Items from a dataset
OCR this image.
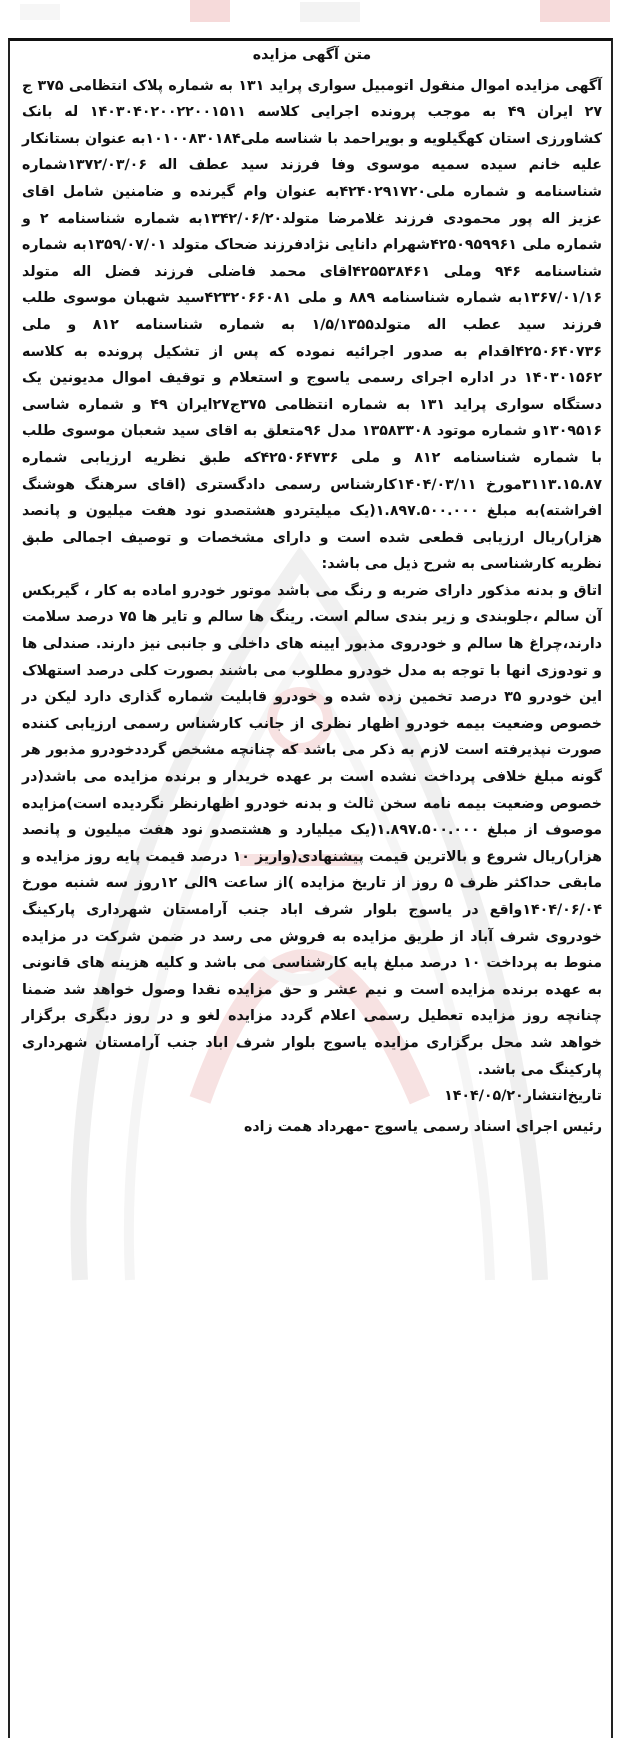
متن آگهی مزایده

آگهی مزایده اموال منقول اتومبیل سواری پراید ۱۳۱ به شماره پلاک انتظامی ۳۷۵ ج ۲۷ ایران ۴۹ به موجب پرونده اجرایی کلاسه ۱۴۰۳۰۴۰۲۰۰۲۲۰۰۱۵۱۱ له بانک کشاورزی استان کهگیلویه و بویراحمد با شناسه ملی۱۰۱۰۰۸۳۰۱۸۴به عنوان بستانکار علیه خانم سیده سمیه موسوی وفا فرزند سید عطف اله ۱۳۷۲/۰۳/۰۶شماره شناسنامه و شماره ملی۴۲۴۰۲۹۱۷۲۰به عنوان وام گیرنده و ضامنین شامل اقای عزیز اله پور محمودی فرزند غلامرضا متولد۱۳۴۲/۰۶/۲۰به شماره شناسنامه ۲ و شماره ملی ۴۲۵۰۹۵۹۹۶۱شهرام دانایی نژادفرزند ضحاک متولد ۱۳۵۹/۰۷/۰۱به شماره شناسنامه ۹۴۶ وملی ۴۲۵۵۳۸۴۶۱اقای محمد فاضلی فرزند فضل اله متولد ۱۳۶۷/۰۱/۱۶به شماره شناسنامه ۸۸۹ و ملی ۴۲۳۲۰۶۶۰۸۱سید شهبان موسوی طلب فرزند سید عطب اله متولد۱/۵/۱۳۵۵ به شماره شناسنامه ۸۱۲ و ملی ۴۲۵۰۶۴۰۷۳۶اقدام به صدور اجرائیه نموده که پس از تشکیل پرونده به کلاسه ۱۴۰۳۰۱۵۶۲ در اداره اجرای رسمی یاسوج و استعلام و توقیف اموال مدیونین یک دستگاه سواری پراید ۱۳۱ به شماره انتظامی ۳۷۵ج۲۷ایران ۴۹ و شماره شاسی ۱۳۰۹۵۱۶و شماره موتود ۱۳۵۸۳۳۰۸ مدل ۹۶متعلق به اقای سید شعبان موسوی طلب با شماره شناسنامه ۸۱۲ و ملی ۴۲۵۰۶۴۷۳۶که طبق نظریه ارزیابی شماره ۳۱۱۳.۱۵.۸۷مورخ ۱۴۰۴/۰۳/۱۱کارشناس رسمی دادگستری (اقای سرهنگ هوشنگ افراشته)به مبلغ ۱.۸۹۷.۵۰۰.۰۰۰(یک میلیتردو هشتصدو نود هفت میلیون و پانصد هزار)ریال ارزیابی قطعی شده است و دارای مشخصات و توصیف اجمالی طبق نظریه کارشناسی به شرح ذیل می باشد:

اتاق و بدنه مذکور دارای ضربه و رنگ می باشد موتور خودرو اماده به کار ، گیربکس آن سالم ،جلوبندی و زیر بندی سالم است. رینگ ها سالم و تایر ها ۷۵ درصد سلامت دارند،چراغ ها سالم و خودروی مذبور ایینه های داخلی و جانبی نیز دارند. صندلی ها و تودوزی انها با توجه به مدل خودرو مطلوب می باشند بصورت کلی درصد استهلاک این خودرو ۳۵ درصد تخمین زده شده و خودرو قابلیت شماره گذاری دارد لیکن در خصوص وضعیت بیمه خودرو اظهار نظری از جانب کارشناس رسمی ارزیابی کننده صورت نپذیرفته است لازم به ذکر می باشد که چنانچه مشخص گرددخودرو مذبور هر گونه مبلغ خلافی پرداخت نشده است بر عهده خریدار و برنده مزایده می باشد(در خصوص وضعیت بیمه نامه سخن ثالث و بدنه خودرو اظهارنظر نگردیده است)مزایده موصوف از مبلغ ۱.۸۹۷.۵۰۰.۰۰۰(یک میلیارد و هشتصدو نود هفت میلیون و پانصد هزار)ریال شروع و بالاترین قیمت پیشنهادی(واریز ۱۰ درصد قیمت پایه روز مزایده و مابقی حداکثر ظرف ۵ روز از تاریخ مزایده )از ساعت ۹الی ۱۲روز سه شنبه مورخ ۱۴۰۴/۰۶/۰۴واقع در یاسوج بلوار شرف اباد جنب آرامستان شهرداری پارکینگ خودروی شرف آباد از طریق مزایده به فروش می رسد در ضمن شرکت در مزایده منوط به پرداخت ۱۰ درصد مبلغ پایه کارشناسی می باشد و کلیه هزینه های قانونی به عهده برنده مزایده است و نیم عشر و حق مزایده نقدا وصول خواهد شد ضمنا چنانچه روز مزایده تعطیل رسمی اعلام گردد مزایده لغو و در روز دیگری برگزار خواهد شد محل برگزاری مزایده یاسوج بلوار شرف اباد جنب آرامستان شهرداری پارکینگ می باشد.

تاریخ‌انتشار۱۴۰۴/۰۵/۲۰

رئیس اجرای اسناد رسمی یاسوج -مهرداد همت زاده
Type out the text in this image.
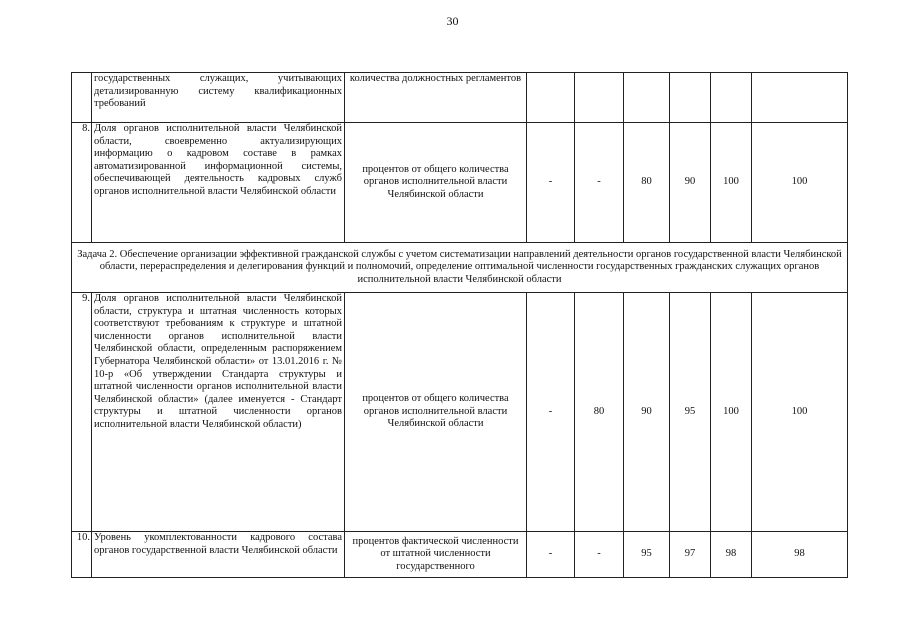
30
	государственных служащих, учитывающих детализированную систему квалификационных требований	количества должностных регламентов						
8.	Доля органов исполнительной власти Челябинской области, своевременно актуализирующих информацию о кадровом составе в рамках автоматизированной информационной системы, обеспечивающей деятельность кадровых служб органов исполнительной власти Челябинской области	процентов от общего количества органов исполнительной власти Челябинской области	-	-	80	90	100	100
Задача 2. Обеспечение организации эффективной гражданской службы с учетом систематизации направлений деятельности органов государственной власти Челябинской области, перераспределения и делегирования функций и полномочий, определение оптимальной численности государственных гражданских служащих органов исполнительной власти Челябинской области								
9.	Доля органов исполнительной власти Челябинской области, структура и штатная численность которых соответствуют требованиям к структуре и штатной численности органов исполнительной власти Челябинской области, определенным распоряжением Губернатора Челябинской области» от 13.01.2016 г. № 10-р «Об утверждении Стандарта структуры и штатной численности органов исполнительной власти Челябинской области» (далее именуется - Стандарт структуры и штатной численности органов исполнительной власти Челябинской области)	процентов от общего количества органов исполнительной власти Челябинской области	-	80	90	95	100	100
10.	Уровень укомплектованности кадрового состава органов государственной власти Челябинской области	процентов фактической численности от штатной численности государственного	-	-	95	97	98	98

TASK DETAILS:
Omit any images, then output the listing exactly.

CORRECT RESPONSE:
OCR this image.
متن آگهی مزایده

آگهی مزایده اموال منقول اتومبیل سواری پراید ۱۳۱ به شماره پلاک انتظامی ۳۷۵ ج ۲۷ ایران ۴۹ به موجب پرونده اجرایی کلاسه ۱۴۰۳۰۴۰۲۰۰۲۲۰۰۱۵۱۱ له بانک کشاورزی استان کهگیلویه و بویراحمد با شناسه ملی۱۰۱۰۰۸۳۰۱۸۴به عنوان بستانکار علیه خانم سیده سمیه موسوی وفا فرزند سید عطف اله ۱۳۷۲/۰۳/۰۶شماره شناسنامه و شماره ملی۴۲۴۰۲۹۱۷۲۰به عنوان وام گیرنده و ضامنین شامل اقای عزیز اله پور محمودی فرزند غلامرضا متولد۱۳۴۲/۰۶/۲۰به شماره شناسنامه ۲ و شماره ملی ۴۲۵۰۹۵۹۹۶۱شهرام دانایی نژادفرزند ضحاک متولد ۱۳۵۹/۰۷/۰۱به شماره شناسنامه ۹۴۶ وملی ۴۲۵۵۳۸۴۶۱اقای محمد فاضلی فرزند فضل اله متولد ۱۳۶۷/۰۱/۱۶به شماره شناسنامه ۸۸۹ و ملی ۴۲۳۲۰۶۶۰۸۱سید شهبان موسوی طلب فرزند سید عطب اله متولد۱/۵/۱۳۵۵ به شماره شناسنامه ۸۱۲ و ملی ۴۲۵۰۶۴۰۷۳۶اقدام به صدور اجرائیه نموده که پس از تشکیل پرونده به کلاسه ۱۴۰۳۰۱۵۶۲ در اداره اجرای رسمی یاسوج و استعلام و توقیف اموال مدیونین یک دستگاه سواری پراید ۱۳۱ به شماره انتظامی ۳۷۵ج۲۷ایران ۴۹ و شماره شاسی ۱۳۰۹۵۱۶و شماره موتود ۱۳۵۸۳۳۰۸ مدل ۹۶متعلق به اقای سید شعبان موسوی طلب با شماره شناسنامه ۸۱۲ و ملی ۴۲۵۰۶۴۷۳۶که طبق نظریه ارزیابی شماره ۳۱۱۳.۱۵.۸۷مورخ ۱۴۰۴/۰۳/۱۱کارشناس رسمی دادگستری (اقای سرهنگ هوشنگ افراشته)به مبلغ ۱.۸۹۷.۵۰۰.۰۰۰(یک میلیتردو هشتصدو نود هفت میلیون و پانصد هزار)ریال ارزیابی قطعی شده است و دارای مشخصات و توصیف اجمالی طبق نظریه کارشناسی به شرح ذیل می باشد:

اتاق و بدنه مذکور دارای ضربه و رنگ می باشد موتور خودرو اماده به کار ، گیربکس آن سالم ،جلوبندی و زیر بندی سالم است. رینگ ها سالم و تایر ها ۷۵ درصد سلامت دارند،چراغ ها سالم و خودروی مذبور ایینه های داخلی و جانبی نیز دارند. صندلی ها و تودوزی انها با توجه به مدل خودرو مطلوب می باشند بصورت کلی درصد استهلاک این خودرو ۳۵ درصد تخمین زده شده و خودرو قابلیت شماره گذاری دارد لیکن در خصوص وضعیت بیمه خودرو اظهار نظری از جانب کارشناس رسمی ارزیابی کننده صورت نپذیرفته است لازم به ذکر می باشد که چنانچه مشخص گرددخودرو مذبور هر گونه مبلغ خلافی پرداخت نشده است بر عهده خریدار و برنده مزایده می باشد(در خصوص وضعیت بیمه نامه سخن ثالث و بدنه خودرو اظهارنظر نگردیده است)مزایده موصوف از مبلغ ۱.۸۹۷.۵۰۰.۰۰۰(یک میلیارد و هشتصدو نود هفت میلیون و پانصد هزار)ریال شروع و بالاترین قیمت پیشنهادی(واریز ۱۰ درصد قیمت پایه روز مزایده و مابقی حداکثر ظرف ۵ روز از تاریخ مزایده )از ساعت ۹الی ۱۲روز سه شنبه مورخ ۱۴۰۴/۰۶/۰۴واقع در یاسوج بلوار شرف اباد جنب آرامستان شهرداری پارکینگ خودروی شرف آباد از طریق مزایده به فروش می رسد در ضمن شرکت در مزایده منوط به پرداخت ۱۰ درصد مبلغ پایه کارشناسی می باشد و کلیه هزینه های قانونی به عهده برنده مزایده است و نیم عشر و حق مزایده نقدا وصول خواهد شد ضمنا چنانچه روز مزایده تعطیل رسمی اعلام گردد مزایده لغو و در روز دیگری برگزار خواهد شد محل برگزاری مزایده یاسوج بلوار شرف اباد جنب آرامستان شهرداری پارکینگ می باشد.

تاریخ‌انتشار۱۴۰۴/۰۵/۲۰

رئیس اجرای اسناد رسمی یاسوج -مهرداد همت زاده
Type out the text in this image.
30
	государственных служащих, учитывающих детализированную систему квалификационных требований	количества должностных регламентов						
8.	Доля органов исполнительной власти Челябинской области, своевременно актуализирующих информацию о кадровом составе в рамках автоматизированной информационной системы, обеспечивающей деятельность кадровых служб органов исполнительной власти Челябинской области	процентов от общего количества органов исполнительной власти Челябинской области	-	-	80	90	100	100
Задача 2. Обеспечение организации эффективной гражданской службы с учетом систематизации направлений деятельности органов государственной власти Челябинской области, перераспределения и делегирования функций и полномочий, определение оптимальной численности государственных гражданских служащих органов исполнительной власти Челябинской области								
9.	Доля органов исполнительной власти Челябинской области, структура и штатная численность которых соответствуют требованиям к структуре и штатной численности органов исполнительной власти Челябинской области, определенным распоряжением Губернатора Челябинской области» от 13.01.2016 г. № 10-р «Об утверждении Стандарта структуры и штатной численности органов исполнительной власти Челябинской области» (далее именуется - Стандарт структуры и штатной численности органов исполнительной власти Челябинской области)	процентов от общего количества органов исполнительной власти Челябинской области	-	80	90	95	100	100
10.	Уровень укомплектованности кадрового состава органов государственной власти Челябинской области	процентов фактической численности от штатной численности государственного	-	-	95	97	98	98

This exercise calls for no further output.